### PROBLEM TO WORK ON
Lay out the data from the line with "spacer (5, 732, 955, 754)" to the line with "paragraph: J.Lenoch zdůraznil, že", both included, as a Markdown table with the columns Row and Line. Number each row and leave out blank lines.

### EXTRACTED MATERIAL
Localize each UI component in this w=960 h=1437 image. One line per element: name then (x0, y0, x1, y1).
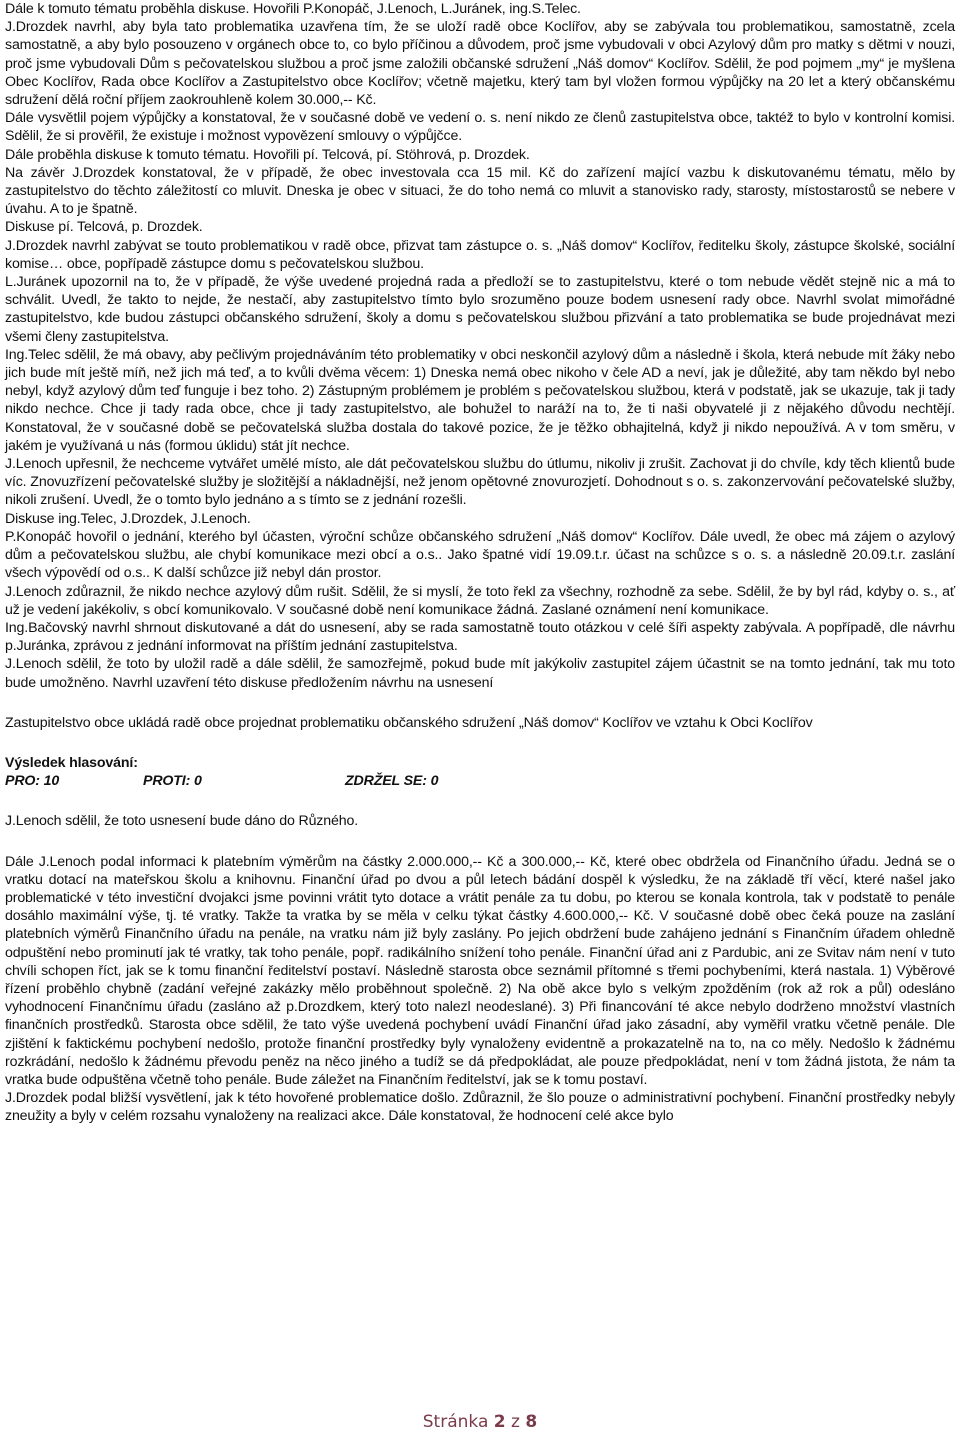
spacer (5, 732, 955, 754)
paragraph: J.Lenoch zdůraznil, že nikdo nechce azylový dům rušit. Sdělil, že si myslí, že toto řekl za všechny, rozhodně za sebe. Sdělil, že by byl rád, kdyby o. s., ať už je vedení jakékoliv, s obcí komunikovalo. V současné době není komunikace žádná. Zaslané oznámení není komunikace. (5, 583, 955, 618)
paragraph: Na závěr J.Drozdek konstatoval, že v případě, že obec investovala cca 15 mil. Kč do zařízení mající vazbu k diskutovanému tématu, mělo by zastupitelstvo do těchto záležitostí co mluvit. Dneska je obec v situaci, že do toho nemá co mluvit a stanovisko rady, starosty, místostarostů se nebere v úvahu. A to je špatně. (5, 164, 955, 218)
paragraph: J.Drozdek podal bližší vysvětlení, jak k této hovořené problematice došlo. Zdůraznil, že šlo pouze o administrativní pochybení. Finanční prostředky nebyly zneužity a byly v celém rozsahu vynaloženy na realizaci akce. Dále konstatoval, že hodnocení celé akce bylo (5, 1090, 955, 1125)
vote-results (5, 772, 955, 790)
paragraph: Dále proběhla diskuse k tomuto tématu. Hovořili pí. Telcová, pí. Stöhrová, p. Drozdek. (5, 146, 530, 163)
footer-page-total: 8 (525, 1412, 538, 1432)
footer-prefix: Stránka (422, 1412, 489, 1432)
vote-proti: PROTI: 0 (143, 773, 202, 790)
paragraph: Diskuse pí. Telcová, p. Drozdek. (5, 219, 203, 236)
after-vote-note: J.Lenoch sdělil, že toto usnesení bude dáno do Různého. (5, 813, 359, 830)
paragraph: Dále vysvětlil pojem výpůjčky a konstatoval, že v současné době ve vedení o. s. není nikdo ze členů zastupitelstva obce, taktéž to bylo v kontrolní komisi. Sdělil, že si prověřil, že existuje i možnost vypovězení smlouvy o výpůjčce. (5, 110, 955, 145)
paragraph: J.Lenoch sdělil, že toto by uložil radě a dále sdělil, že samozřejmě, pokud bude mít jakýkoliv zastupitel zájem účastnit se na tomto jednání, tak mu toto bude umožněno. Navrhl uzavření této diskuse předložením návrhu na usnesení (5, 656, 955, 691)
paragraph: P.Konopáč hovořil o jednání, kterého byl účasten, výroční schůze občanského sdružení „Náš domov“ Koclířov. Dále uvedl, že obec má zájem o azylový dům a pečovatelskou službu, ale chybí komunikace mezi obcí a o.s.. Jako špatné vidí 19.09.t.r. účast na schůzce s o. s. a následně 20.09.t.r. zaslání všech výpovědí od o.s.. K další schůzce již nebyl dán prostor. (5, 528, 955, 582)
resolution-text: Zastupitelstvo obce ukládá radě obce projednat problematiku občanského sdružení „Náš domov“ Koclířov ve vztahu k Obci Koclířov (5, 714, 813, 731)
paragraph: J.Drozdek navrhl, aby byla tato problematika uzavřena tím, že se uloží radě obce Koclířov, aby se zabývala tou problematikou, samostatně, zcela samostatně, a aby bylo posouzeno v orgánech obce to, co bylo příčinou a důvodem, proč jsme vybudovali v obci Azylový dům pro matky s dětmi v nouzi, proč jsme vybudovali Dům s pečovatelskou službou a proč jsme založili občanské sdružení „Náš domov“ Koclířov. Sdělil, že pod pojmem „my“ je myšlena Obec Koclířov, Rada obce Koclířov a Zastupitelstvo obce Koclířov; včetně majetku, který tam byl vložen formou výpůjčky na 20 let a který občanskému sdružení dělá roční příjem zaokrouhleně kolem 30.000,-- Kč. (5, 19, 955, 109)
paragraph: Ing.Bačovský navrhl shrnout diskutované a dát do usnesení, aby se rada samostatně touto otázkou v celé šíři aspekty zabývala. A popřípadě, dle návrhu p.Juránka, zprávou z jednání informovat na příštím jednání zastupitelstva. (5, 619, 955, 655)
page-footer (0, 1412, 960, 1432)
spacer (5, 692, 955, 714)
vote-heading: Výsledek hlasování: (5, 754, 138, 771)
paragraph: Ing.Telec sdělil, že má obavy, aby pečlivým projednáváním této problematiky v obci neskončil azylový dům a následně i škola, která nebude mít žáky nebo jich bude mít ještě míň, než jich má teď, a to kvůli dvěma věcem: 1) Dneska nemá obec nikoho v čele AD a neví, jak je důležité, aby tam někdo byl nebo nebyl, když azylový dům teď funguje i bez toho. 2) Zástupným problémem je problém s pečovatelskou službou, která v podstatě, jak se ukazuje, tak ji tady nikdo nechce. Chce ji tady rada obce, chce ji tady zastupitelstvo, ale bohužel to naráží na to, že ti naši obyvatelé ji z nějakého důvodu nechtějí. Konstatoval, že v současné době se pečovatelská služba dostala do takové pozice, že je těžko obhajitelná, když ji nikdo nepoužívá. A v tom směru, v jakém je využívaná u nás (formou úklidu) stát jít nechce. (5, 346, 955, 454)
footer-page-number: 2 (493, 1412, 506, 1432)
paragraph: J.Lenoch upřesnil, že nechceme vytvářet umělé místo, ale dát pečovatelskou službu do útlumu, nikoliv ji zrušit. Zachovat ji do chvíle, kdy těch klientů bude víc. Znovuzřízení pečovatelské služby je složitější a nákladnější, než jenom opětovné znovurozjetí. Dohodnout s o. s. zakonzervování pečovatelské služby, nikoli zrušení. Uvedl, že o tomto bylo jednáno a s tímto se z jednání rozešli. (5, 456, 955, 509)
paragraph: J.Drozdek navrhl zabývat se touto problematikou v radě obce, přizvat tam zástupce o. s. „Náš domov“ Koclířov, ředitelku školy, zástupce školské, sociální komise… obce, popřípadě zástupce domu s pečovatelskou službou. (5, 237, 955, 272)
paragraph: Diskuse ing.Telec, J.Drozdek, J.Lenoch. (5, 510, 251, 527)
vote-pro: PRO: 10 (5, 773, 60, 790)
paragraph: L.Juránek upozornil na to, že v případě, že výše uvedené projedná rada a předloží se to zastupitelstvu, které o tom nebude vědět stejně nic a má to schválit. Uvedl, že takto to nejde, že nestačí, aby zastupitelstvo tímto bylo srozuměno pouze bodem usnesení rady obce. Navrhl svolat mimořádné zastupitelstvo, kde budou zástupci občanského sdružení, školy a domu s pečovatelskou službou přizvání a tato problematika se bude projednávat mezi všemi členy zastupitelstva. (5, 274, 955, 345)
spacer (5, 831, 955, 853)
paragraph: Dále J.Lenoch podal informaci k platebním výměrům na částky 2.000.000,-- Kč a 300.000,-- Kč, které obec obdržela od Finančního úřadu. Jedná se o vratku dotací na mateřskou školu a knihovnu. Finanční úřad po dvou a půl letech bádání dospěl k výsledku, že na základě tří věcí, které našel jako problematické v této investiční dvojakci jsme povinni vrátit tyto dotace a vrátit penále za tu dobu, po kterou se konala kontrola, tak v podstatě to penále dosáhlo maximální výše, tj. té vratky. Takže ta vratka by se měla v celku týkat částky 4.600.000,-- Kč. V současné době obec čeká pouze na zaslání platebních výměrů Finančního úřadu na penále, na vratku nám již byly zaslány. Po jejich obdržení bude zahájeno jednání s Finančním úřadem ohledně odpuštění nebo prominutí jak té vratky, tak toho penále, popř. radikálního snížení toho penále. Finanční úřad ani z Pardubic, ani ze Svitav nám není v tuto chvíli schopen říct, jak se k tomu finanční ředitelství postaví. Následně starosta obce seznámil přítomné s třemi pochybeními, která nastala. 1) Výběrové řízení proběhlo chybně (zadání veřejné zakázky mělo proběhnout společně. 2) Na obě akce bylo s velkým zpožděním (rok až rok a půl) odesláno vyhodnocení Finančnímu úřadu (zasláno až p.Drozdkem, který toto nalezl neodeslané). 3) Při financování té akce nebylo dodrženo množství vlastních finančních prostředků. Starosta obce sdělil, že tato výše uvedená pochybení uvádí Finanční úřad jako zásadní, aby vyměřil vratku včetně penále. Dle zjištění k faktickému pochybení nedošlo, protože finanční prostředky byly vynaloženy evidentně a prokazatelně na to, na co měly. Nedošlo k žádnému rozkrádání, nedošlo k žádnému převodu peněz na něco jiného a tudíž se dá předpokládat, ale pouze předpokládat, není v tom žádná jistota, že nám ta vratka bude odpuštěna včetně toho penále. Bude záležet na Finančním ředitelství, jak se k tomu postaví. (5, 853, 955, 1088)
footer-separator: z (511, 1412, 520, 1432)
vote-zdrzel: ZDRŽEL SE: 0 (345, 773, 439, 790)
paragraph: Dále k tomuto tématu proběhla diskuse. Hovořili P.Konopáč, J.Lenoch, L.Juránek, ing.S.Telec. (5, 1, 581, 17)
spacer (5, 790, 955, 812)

### TASK OUTPUT
| Row | Line |
|---|---|
| 1 | spacer (5, 732, 955, 754) |
| 2 | paragraph: J.Lenoch zdůraznil, že nikdo nechce azylový dům rušit. Sdělil, že si myslí, že toto řekl za všechny, rozhodně za sebe. Sdělil, že by byl rád, kdyby o. s., ať už je vedení jakékoliv, s obcí komunikovalo. V současné době není komunikace žádná. Zaslané oznámení není komunikace. (5, 583, 955, 618) |